start Dataset records

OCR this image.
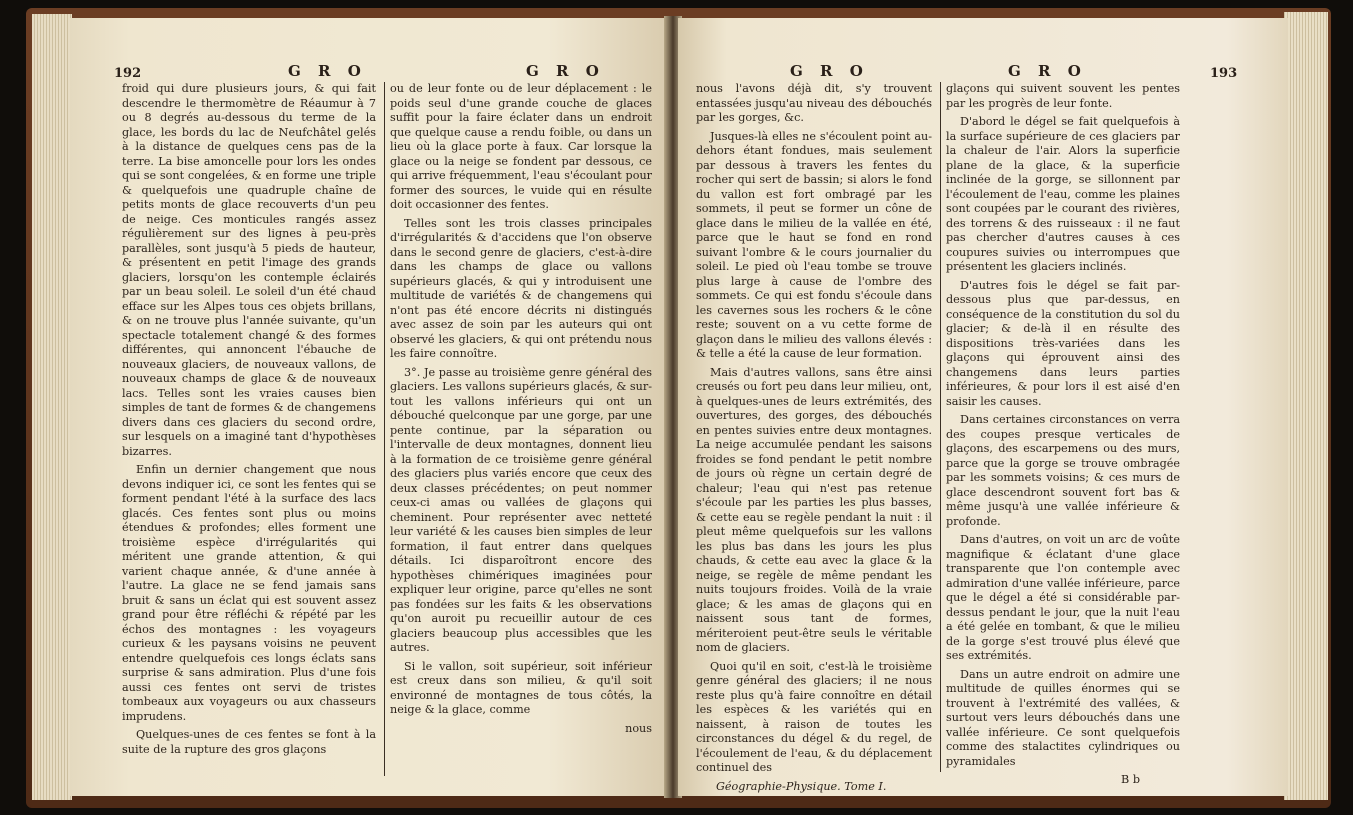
192	G R O	G R O

froid qui dure plusieurs jours, & qui fait descendre le thermomètre de Réaumur à 7 ou 8 degrés au-dessous du terme de la glace, les bords du lac de Neufchâtel gelés à la distance de quelques cens pas de la terre. La bise amoncelle pour lors les ondes qui se sont congelées, & en forme une triple & quelquefois une quadruple chaîne de petits monts de glace recouverts d'un peu de neige. Ces monticules rangés assez régulièrement sur des lignes à peu-près parallèles, sont jusqu'à 5 pieds de hauteur, & présentent en petit l'image des grands glaciers, lorsqu'on les contemple éclairés par un beau soleil. Le soleil d'un été chaud efface sur les Alpes tous ces objets brillans, & on ne trouve plus l'année suivante, qu'un spectacle totalement changé & des formes différentes, qui annoncent l'ébauche de nouveaux glaciers, de nouveaux vallons, de nouveaux champs de glace & de nouveaux lacs. Telles sont les vraies causes bien simples de tant de formes & de changemens divers dans ces glaciers du second ordre, sur lesquels on a imaginé tant d'hypothèses bizarres.

Enfin un dernier changement que nous devons indiquer ici, ce sont les fentes qui se forment pendant l'été à la surface des lacs glacés. Ces fentes sont plus ou moins étendues & profondes; elles forment une troisième espèce d'irrégularités qui méritent une grande attention, & qui varient chaque année, & d'une année à l'autre. La glace ne se fend jamais sans bruit & sans un éclat qui est souvent assez grand pour être réfléchi & répété par les échos des montagnes : les voyageurs curieux & les paysans voisins ne peuvent entendre quelquefois ces longs éclats sans surprise & sans admiration. Plus d'une fois aussi ces fentes ont servi de tristes tombeaux aux voyageurs ou aux chasseurs imprudens.

Quelques-unes de ces fentes se font à la suite de la rupture des gros glaçons

ou de leur fonte ou de leur déplacement : le poids seul d'une grande couche de glaces suffit pour la faire éclater dans un endroit que quelque cause a rendu foible, ou dans un lieu où la glace porte à faux. Car lorsque la glace ou la neige se fondent par dessous, ce qui arrive fréquemment, l'eau s'écoulant pour former des sources, le vuide qui en résulte doit occasionner des fentes.

Telles sont les trois classes principales d'irrégularités & d'accidens que l'on observe dans le second genre de glaciers, c'est-à-dire dans les champs de glace ou vallons supérieurs glacés, & qui y introduisent une multitude de variétés & de changemens qui n'ont pas été encore décrits ni distingués avec assez de soin par les auteurs qui ont observé les glaciers, & qui ont prétendu nous les faire connoître.

3°. Je passe au troisième genre général des glaciers. Les vallons supérieurs glacés, & sur-tout les vallons inférieurs qui ont un débouché quelconque par une gorge, par une pente continue, par la séparation ou l'intervalle de deux montagnes, donnent lieu à la formation de ce troisième genre général des glaciers plus variés encore que ceux des deux classes précédentes; on peut nommer ceux-ci amas ou vallées de glaçons qui cheminent. Pour représenter avec netteté leur variété & les causes bien simples de leur formation, il faut entrer dans quelques détails. Ici disparoîtront encore des hypothèses chimériques imaginées pour expliquer leur origine, parce qu'elles ne sont pas fondées sur les faits & les observations qu'on auroit pu recueillir autour de ces glaciers beaucoup plus accessibles que les autres.

Si le vallon, soit supérieur, soit inférieur est creux dans son milieu, & qu'il soit environné de montagnes de tous côtés, la neige & la glace, comme

nous

G R O	G R O	193

nous l'avons déjà dit, s'y trouvent entassées jusqu'au niveau des débouchés par les gorges, &c.

Jusques-là elles ne s'écoulent point au-dehors étant fondues, mais seulement par dessous à travers les fentes du rocher qui sert de bassin; si alors le fond du vallon est fort ombragé par les sommets, il peut se former un cône de glace dans le milieu de la vallée en été, parce que le haut se fond en rond suivant l'ombre & le cours journalier du soleil. Le pied où l'eau tombe se trouve plus large à cause de l'ombre des sommets. Ce qui est fondu s'écoule dans les cavernes sous les rochers & le cône reste; souvent on a vu cette forme de glaçon dans le milieu des vallons élevés : & telle a été la cause de leur formation.

Mais d'autres vallons, sans être ainsi creusés ou fort peu dans leur milieu, ont, à quelques-unes de leurs extrémités, des ouvertures, des gorges, des débouchés en pentes suivies entre deux montagnes. La neige accumulée pendant les saisons froides se fond pendant le petit nombre de jours où règne un certain degré de chaleur; l'eau qui n'est pas retenue s'écoule par les parties les plus basses, & cette eau se regèle pendant la nuit : il pleut même quelquefois sur les vallons les plus bas dans les jours les plus chauds, & cette eau avec la glace & la neige, se regèle de même pendant les nuits toujours froides. Voilà de la vraie glace; & les amas de glaçons qui en naissent sous tant de formes, mériteroient peut-être seuls le véritable nom de glaciers.

Quoi qu'il en soit, c'est-là le troisième genre général des glaciers; il ne nous reste plus qu'à faire connoître en détail les espèces & les variétés qui en naissent, à raison de toutes les circonstances du dégel & du regel, de l'écoulement de l'eau, & du déplacement continuel des

Géographie-Physique. Tome I.

glaçons qui suivent souvent les pentes par les progrès de leur fonte.

D'abord le dégel se fait quelquefois à la surface supérieure de ces glaciers par la chaleur de l'air. Alors la superficie plane de la glace, & la superficie inclinée de la gorge, se sillonnent par l'écoulement de l'eau, comme les plaines sont coupées par le courant des rivières, des torrens & des ruisseaux : il ne faut pas chercher d'autres causes à ces coupures suivies ou interrompues que présentent les glaciers inclinés.

D'autres fois le dégel se fait par-dessous plus que par-dessus, en conséquence de la constitution du sol du glacier; & de-là il en résulte des dispositions très-variées dans les glaçons qui éprouvent ainsi des changemens dans leurs parties inférieures, & pour lors il est aisé d'en saisir les causes.

Dans certaines circonstances on verra des coupes presque verticales de glaçons, des escarpemens ou des murs, parce que la gorge se trouve ombragée par les sommets voisins; & ces murs de glace descendront souvent fort bas & même jusqu'à une vallée inférieure & profonde.

Dans d'autres, on voit un arc de voûte magnifique & éclatant d'une glace transparente que l'on contemple avec admiration d'une vallée inférieure, parce que le dégel a été si considérable par-dessus pendant le jour, que la nuit l'eau a été gelée en tombant, & que le milieu de la gorge s'est trouvé plus élevé que ses extrémités.

Dans un autre endroit on admire une multitude de quilles énormes qui se trouvent à l'extrémité des vallées, & surtout vers leurs débouchés dans une vallée inférieure. Ce sont quelquefois comme des stalactites cylindriques ou pyramidales

B b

end Dataset records

_Goal_: Quote all the records verbatim, dropping any pictures from your copy.

_Written reply_:
OCR this image.
192	G R O	G R O

froid qui dure plusieurs jours, & qui fait descendre le thermomètre de Réaumur à 7 ou 8 degrés au-dessous du terme de la glace, les bords du lac de Neufchâtel gelés à la distance de quelques cens pas de la terre. La bise amoncelle pour lors les ondes qui se sont congelées, & en forme une triple & quelquefois une quadruple chaîne de petits monts de glace recouverts d'un peu de neige. Ces monticules rangés assez régulièrement sur des lignes à peu-près parallèles, sont jusqu'à 5 pieds de hauteur, & présentent en petit l'image des grands glaciers, lorsqu'on les contemple éclairés par un beau soleil. Le soleil d'un été chaud efface sur les Alpes tous ces objets brillans, & on ne trouve plus l'année suivante, qu'un spectacle totalement changé & des formes différentes, qui annoncent l'ébauche de nouveaux glaciers, de nouveaux vallons, de nouveaux champs de glace & de nouveaux lacs. Telles sont les vraies causes bien simples de tant de formes & de changemens divers dans ces glaciers du second ordre, sur lesquels on a imaginé tant d'hypothèses bizarres.

Enfin un dernier changement que nous devons indiquer ici, ce sont les fentes qui se forment pendant l'été à la surface des lacs glacés. Ces fentes sont plus ou moins étendues & profondes; elles forment une troisième espèce d'irrégularités qui méritent une grande attention, & qui varient chaque année, & d'une année à l'autre. La glace ne se fend jamais sans bruit & sans un éclat qui est souvent assez grand pour être réfléchi & répété par les échos des montagnes : les voyageurs curieux & les paysans voisins ne peuvent entendre quelquefois ces longs éclats sans surprise & sans admiration. Plus d'une fois aussi ces fentes ont servi de tristes tombeaux aux voyageurs ou aux chasseurs imprudens.

Quelques-unes de ces fentes se font à la suite de la rupture des gros glaçons

ou de leur fonte ou de leur déplacement : le poids seul d'une grande couche de glaces suffit pour la faire éclater dans un endroit que quelque cause a rendu foible, ou dans un lieu où la glace porte à faux. Car lorsque la glace ou la neige se fondent par dessous, ce qui arrive fréquemment, l'eau s'écoulant pour former des sources, le vuide qui en résulte doit occasionner des fentes.

Telles sont les trois classes principales d'irrégularités & d'accidens que l'on observe dans le second genre de glaciers, c'est-à-dire dans les champs de glace ou vallons supérieurs glacés, & qui y introduisent une multitude de variétés & de changemens qui n'ont pas été encore décrits ni distingués avec assez de soin par les auteurs qui ont observé les glaciers, & qui ont prétendu nous les faire connoître.

3°. Je passe au troisième genre général des glaciers. Les vallons supérieurs glacés, & sur-tout les vallons inférieurs qui ont un débouché quelconque par une gorge, par une pente continue, par la séparation ou l'intervalle de deux montagnes, donnent lieu à la formation de ce troisième genre général des glaciers plus variés encore que ceux des deux classes précédentes; on peut nommer ceux-ci amas ou vallées de glaçons qui cheminent. Pour représenter avec netteté leur variété & les causes bien simples de leur formation, il faut entrer dans quelques détails. Ici disparoîtront encore des hypothèses chimériques imaginées pour expliquer leur origine, parce qu'elles ne sont pas fondées sur les faits & les observations qu'on auroit pu recueillir autour de ces glaciers beaucoup plus accessibles que les autres.

Si le vallon, soit supérieur, soit inférieur est creux dans son milieu, & qu'il soit environné de montagnes de tous côtés, la neige & la glace, comme

nous

G R O	G R O	193

nous l'avons déjà dit, s'y trouvent entassées jusqu'au niveau des débouchés par les gorges, &c.

Jusques-là elles ne s'écoulent point au-dehors étant fondues, mais seulement par dessous à travers les fentes du rocher qui sert de bassin; si alors le fond du vallon est fort ombragé par les sommets, il peut se former un cône de glace dans le milieu de la vallée en été, parce que le haut se fond en rond suivant l'ombre & le cours journalier du soleil. Le pied où l'eau tombe se trouve plus large à cause de l'ombre des sommets. Ce qui est fondu s'écoule dans les cavernes sous les rochers & le cône reste; souvent on a vu cette forme de glaçon dans le milieu des vallons élevés : & telle a été la cause de leur formation.

Mais d'autres vallons, sans être ainsi creusés ou fort peu dans leur milieu, ont, à quelques-unes de leurs extrémités, des ouvertures, des gorges, des débouchés en pentes suivies entre deux montagnes. La neige accumulée pendant les saisons froides se fond pendant le petit nombre de jours où règne un certain degré de chaleur; l'eau qui n'est pas retenue s'écoule par les parties les plus basses, & cette eau se regèle pendant la nuit : il pleut même quelquefois sur les vallons les plus bas dans les jours les plus chauds, & cette eau avec la glace & la neige, se regèle de même pendant les nuits toujours froides. Voilà de la vraie glace; & les amas de glaçons qui en naissent sous tant de formes, mériteroient peut-être seuls le véritable nom de glaciers.

Quoi qu'il en soit, c'est-là le troisième genre général des glaciers; il ne nous reste plus qu'à faire connoître en détail les espèces & les variétés qui en naissent, à raison de toutes les circonstances du dégel & du regel, de l'écoulement de l'eau, & du déplacement continuel des

Géographie-Physique. Tome I.

glaçons qui suivent souvent les pentes par les progrès de leur fonte.

D'abord le dégel se fait quelquefois à la surface supérieure de ces glaciers par la chaleur de l'air. Alors la superficie plane de la glace, & la superficie inclinée de la gorge, se sillonnent par l'écoulement de l'eau, comme les plaines sont coupées par le courant des rivières, des torrens & des ruisseaux : il ne faut pas chercher d'autres causes à ces coupures suivies ou interrompues que présentent les glaciers inclinés.

D'autres fois le dégel se fait par-dessous plus que par-dessus, en conséquence de la constitution du sol du glacier; & de-là il en résulte des dispositions très-variées dans les glaçons qui éprouvent ainsi des changemens dans leurs parties inférieures, & pour lors il est aisé d'en saisir les causes.

Dans certaines circonstances on verra des coupes presque verticales de glaçons, des escarpemens ou des murs, parce que la gorge se trouve ombragée par les sommets voisins; & ces murs de glace descendront souvent fort bas & même jusqu'à une vallée inférieure & profonde.

Dans d'autres, on voit un arc de voûte magnifique & éclatant d'une glace transparente que l'on contemple avec admiration d'une vallée inférieure, parce que le dégel a été si considérable par-dessus pendant le jour, que la nuit l'eau a été gelée en tombant, & que le milieu de la gorge s'est trouvé plus élevé que ses extrémités.

Dans un autre endroit on admire une multitude de quilles énormes qui se trouvent à l'extrémité des vallées, & surtout vers leurs débouchés dans une vallée inférieure. Ce sont quelquefois comme des stalactites cylindriques ou pyramidales

B b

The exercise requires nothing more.